__Records to use__.
==================================================
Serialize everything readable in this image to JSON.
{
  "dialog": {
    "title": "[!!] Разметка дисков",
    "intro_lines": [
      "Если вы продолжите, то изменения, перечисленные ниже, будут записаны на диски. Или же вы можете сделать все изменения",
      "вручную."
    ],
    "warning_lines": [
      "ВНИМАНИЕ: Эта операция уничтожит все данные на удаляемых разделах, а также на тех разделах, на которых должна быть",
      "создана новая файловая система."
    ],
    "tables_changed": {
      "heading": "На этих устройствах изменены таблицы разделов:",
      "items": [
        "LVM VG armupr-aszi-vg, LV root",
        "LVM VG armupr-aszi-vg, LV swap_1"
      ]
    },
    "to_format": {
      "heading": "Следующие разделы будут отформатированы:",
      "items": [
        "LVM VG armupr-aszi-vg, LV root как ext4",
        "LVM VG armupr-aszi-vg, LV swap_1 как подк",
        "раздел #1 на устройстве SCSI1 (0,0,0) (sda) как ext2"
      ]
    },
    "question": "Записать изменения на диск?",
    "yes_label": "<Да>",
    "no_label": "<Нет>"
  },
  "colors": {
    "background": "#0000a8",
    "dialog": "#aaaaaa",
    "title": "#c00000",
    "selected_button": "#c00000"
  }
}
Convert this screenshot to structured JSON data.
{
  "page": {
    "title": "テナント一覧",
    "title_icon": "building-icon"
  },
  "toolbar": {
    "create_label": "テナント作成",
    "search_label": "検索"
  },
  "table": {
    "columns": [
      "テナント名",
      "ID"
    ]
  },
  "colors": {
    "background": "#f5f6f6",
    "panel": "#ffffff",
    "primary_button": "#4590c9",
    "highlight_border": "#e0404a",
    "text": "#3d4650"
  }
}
==================================================
__Instructions to follow__.
Restate all of the entries above precisely.

__In response__.
Serialize everything readable in this image to JSON.
{
  "dialog": {
    "title": "[!!] Разметка дисков",
    "intro_lines": [
      "Если вы продолжите, то изменения, перечисленные ниже, будут записаны на диски. Или же вы можете сделать все изменения",
      "вручную."
    ],
    "warning_lines": [
      "ВНИМАНИЕ: Эта операция уничтожит все данные на удаляемых разделах, а также на тех разделах, на которых должна быть",
      "создана новая файловая система."
    ],
    "tables_changed": {
      "heading": "На этих устройствах изменены таблицы разделов:",
      "items": [
        "LVM VG armupr-aszi-vg, LV root",
        "LVM VG armupr-aszi-vg, LV swap_1"
      ]
    },
    "to_format": {
      "heading": "Следующие разделы будут отформатированы:",
      "items": [
        "LVM VG armupr-aszi-vg, LV root как ext4",
        "LVM VG armupr-aszi-vg, LV swap_1 как подк",
        "раздел #1 на устройстве SCSI1 (0,0,0) (sda) как ext2"
      ]
    },
    "question": "Записать изменения на диск?",
    "yes_label": "<Да>",
    "no_label": "<Нет>"
  },
  "colors": {
    "background": "#0000a8",
    "dialog": "#aaaaaa",
    "title": "#c00000",
    "selected_button": "#c00000"
  }
}
Convert this screenshot to structured JSON data.
{
  "page": {
    "title": "テナント一覧",
    "title_icon": "building-icon"
  },
  "toolbar": {
    "create_label": "テナント作成",
    "search_label": "検索"
  },
  "table": {
    "columns": [
      "テナント名",
      "ID"
    ]
  },
  "colors": {
    "background": "#f5f6f6",
    "panel": "#ffffff",
    "primary_button": "#4590c9",
    "highlight_border": "#e0404a",
    "text": "#3d4650"
  }
}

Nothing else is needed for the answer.